(Stored data)
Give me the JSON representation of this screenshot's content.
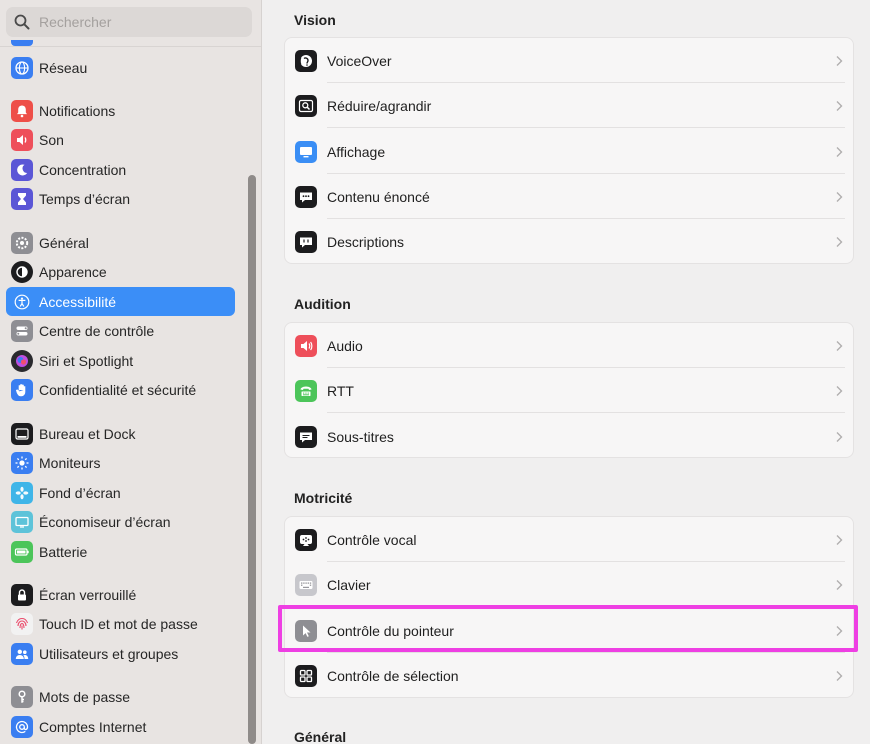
{
  "search": {
    "placeholder": "Rechercher"
  },
  "sidebar": {
    "items": [
      {
        "label": "Réseau",
        "icon": "globe-icon",
        "color": "#3a7ef1"
      },
      {
        "label": "Notifications",
        "icon": "bell-icon",
        "color": "#ee4f48"
      },
      {
        "label": "Son",
        "icon": "speaker-icon",
        "color": "#ee4f5a"
      },
      {
        "label": "Concentration",
        "icon": "moon-icon",
        "color": "#5b56d6"
      },
      {
        "label": "Temps d’écran",
        "icon": "hourglass-icon",
        "color": "#5b56d6"
      },
      {
        "label": "Général",
        "icon": "gear-icon",
        "color": "#8e8e93"
      },
      {
        "label": "Apparence",
        "icon": "appearance-icon",
        "color": "#1c1c1e"
      },
      {
        "label": "Accessibilité",
        "icon": "accessibility-icon",
        "color": "#3a7ef1",
        "selected": true
      },
      {
        "label": "Centre de contrôle",
        "icon": "control-center-icon",
        "color": "#8e8e93"
      },
      {
        "label": "Siri et Spotlight",
        "icon": "siri-icon",
        "color": "#2a2a2e"
      },
      {
        "label": "Confidentialité et sécurité",
        "icon": "hand-icon",
        "color": "#3a7ef1"
      },
      {
        "label": "Bureau et Dock",
        "icon": "dock-icon",
        "color": "#1c1c1e"
      },
      {
        "label": "Moniteurs",
        "icon": "sun-icon",
        "color": "#3a7ef1"
      },
      {
        "label": "Fond d’écran",
        "icon": "wallpaper-icon",
        "color": "#3fb5e8"
      },
      {
        "label": "Économiseur d’écran",
        "icon": "screensaver-icon",
        "color": "#5ec3d9"
      },
      {
        "label": "Batterie",
        "icon": "battery-icon",
        "color": "#4cc55a"
      },
      {
        "label": "Écran verrouillé",
        "icon": "lock-icon",
        "color": "#1c1c1e"
      },
      {
        "label": "Touch ID et mot de passe",
        "icon": "fingerprint-icon",
        "color": "#f2f2f2"
      },
      {
        "label": "Utilisateurs et groupes",
        "icon": "users-icon",
        "color": "#3a7ef1"
      },
      {
        "label": "Mots de passe",
        "icon": "key-icon",
        "color": "#8e8e93"
      },
      {
        "label": "Comptes Internet",
        "icon": "at-icon",
        "color": "#3a7ef1"
      }
    ]
  },
  "main": {
    "sections": [
      {
        "title": "Vision",
        "rows": [
          {
            "label": "VoiceOver",
            "icon": "voiceover-icon",
            "color": "#1c1c1e"
          },
          {
            "label": "Réduire/agrandir",
            "icon": "zoom-icon",
            "color": "#1c1c1e"
          },
          {
            "label": "Affichage",
            "icon": "display-icon",
            "color": "#3a8ef5"
          },
          {
            "label": "Contenu énoncé",
            "icon": "spoken-content-icon",
            "color": "#1c1c1e"
          },
          {
            "label": "Descriptions",
            "icon": "descriptions-icon",
            "color": "#1c1c1e"
          }
        ]
      },
      {
        "title": "Audition",
        "rows": [
          {
            "label": "Audio",
            "icon": "audio-icon",
            "color": "#ee4f5a"
          },
          {
            "label": "RTT",
            "icon": "rtt-icon",
            "color": "#4cc55a"
          },
          {
            "label": "Sous-titres",
            "icon": "subtitles-icon",
            "color": "#1c1c1e"
          }
        ]
      },
      {
        "title": "Motricité",
        "rows": [
          {
            "label": "Contrôle vocal",
            "icon": "voice-control-icon",
            "color": "#1c1c1e"
          },
          {
            "label": "Clavier",
            "icon": "keyboard-icon",
            "color": "#c7c7cc"
          },
          {
            "label": "Contrôle du pointeur",
            "icon": "pointer-icon",
            "color": "#8e8e93"
          },
          {
            "label": "Contrôle de sélection",
            "icon": "switch-control-icon",
            "color": "#1c1c1e"
          }
        ]
      },
      {
        "title": "Général",
        "rows": []
      }
    ]
  },
  "highlight_color": "#ee3fe3"
}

• DIRECTIVE:
Retype the data above exactly; pictures are not part of the copy.

• WRITTEN RESPONSE:
Give me the JSON representation of this screenshot's content.
{
  "search": {
    "placeholder": "Rechercher"
  },
  "sidebar": {
    "items": [
      {
        "label": "Réseau",
        "icon": "globe-icon",
        "color": "#3a7ef1"
      },
      {
        "label": "Notifications",
        "icon": "bell-icon",
        "color": "#ee4f48"
      },
      {
        "label": "Son",
        "icon": "speaker-icon",
        "color": "#ee4f5a"
      },
      {
        "label": "Concentration",
        "icon": "moon-icon",
        "color": "#5b56d6"
      },
      {
        "label": "Temps d’écran",
        "icon": "hourglass-icon",
        "color": "#5b56d6"
      },
      {
        "label": "Général",
        "icon": "gear-icon",
        "color": "#8e8e93"
      },
      {
        "label": "Apparence",
        "icon": "appearance-icon",
        "color": "#1c1c1e"
      },
      {
        "label": "Accessibilité",
        "icon": "accessibility-icon",
        "color": "#3a7ef1",
        "selected": true
      },
      {
        "label": "Centre de contrôle",
        "icon": "control-center-icon",
        "color": "#8e8e93"
      },
      {
        "label": "Siri et Spotlight",
        "icon": "siri-icon",
        "color": "#2a2a2e"
      },
      {
        "label": "Confidentialité et sécurité",
        "icon": "hand-icon",
        "color": "#3a7ef1"
      },
      {
        "label": "Bureau et Dock",
        "icon": "dock-icon",
        "color": "#1c1c1e"
      },
      {
        "label": "Moniteurs",
        "icon": "sun-icon",
        "color": "#3a7ef1"
      },
      {
        "label": "Fond d’écran",
        "icon": "wallpaper-icon",
        "color": "#3fb5e8"
      },
      {
        "label": "Économiseur d’écran",
        "icon": "screensaver-icon",
        "color": "#5ec3d9"
      },
      {
        "label": "Batterie",
        "icon": "battery-icon",
        "color": "#4cc55a"
      },
      {
        "label": "Écran verrouillé",
        "icon": "lock-icon",
        "color": "#1c1c1e"
      },
      {
        "label": "Touch ID et mot de passe",
        "icon": "fingerprint-icon",
        "color": "#f2f2f2"
      },
      {
        "label": "Utilisateurs et groupes",
        "icon": "users-icon",
        "color": "#3a7ef1"
      },
      {
        "label": "Mots de passe",
        "icon": "key-icon",
        "color": "#8e8e93"
      },
      {
        "label": "Comptes Internet",
        "icon": "at-icon",
        "color": "#3a7ef1"
      }
    ]
  },
  "main": {
    "sections": [
      {
        "title": "Vision",
        "rows": [
          {
            "label": "VoiceOver",
            "icon": "voiceover-icon",
            "color": "#1c1c1e"
          },
          {
            "label": "Réduire/agrandir",
            "icon": "zoom-icon",
            "color": "#1c1c1e"
          },
          {
            "label": "Affichage",
            "icon": "display-icon",
            "color": "#3a8ef5"
          },
          {
            "label": "Contenu énoncé",
            "icon": "spoken-content-icon",
            "color": "#1c1c1e"
          },
          {
            "label": "Descriptions",
            "icon": "descriptions-icon",
            "color": "#1c1c1e"
          }
        ]
      },
      {
        "title": "Audition",
        "rows": [
          {
            "label": "Audio",
            "icon": "audio-icon",
            "color": "#ee4f5a"
          },
          {
            "label": "RTT",
            "icon": "rtt-icon",
            "color": "#4cc55a"
          },
          {
            "label": "Sous-titres",
            "icon": "subtitles-icon",
            "color": "#1c1c1e"
          }
        ]
      },
      {
        "title": "Motricité",
        "rows": [
          {
            "label": "Contrôle vocal",
            "icon": "voice-control-icon",
            "color": "#1c1c1e"
          },
          {
            "label": "Clavier",
            "icon": "keyboard-icon",
            "color": "#c7c7cc"
          },
          {
            "label": "Contrôle du pointeur",
            "icon": "pointer-icon",
            "color": "#8e8e93"
          },
          {
            "label": "Contrôle de sélection",
            "icon": "switch-control-icon",
            "color": "#1c1c1e"
          }
        ]
      },
      {
        "title": "Général",
        "rows": []
      }
    ]
  },
  "highlight_color": "#ee3fe3"
}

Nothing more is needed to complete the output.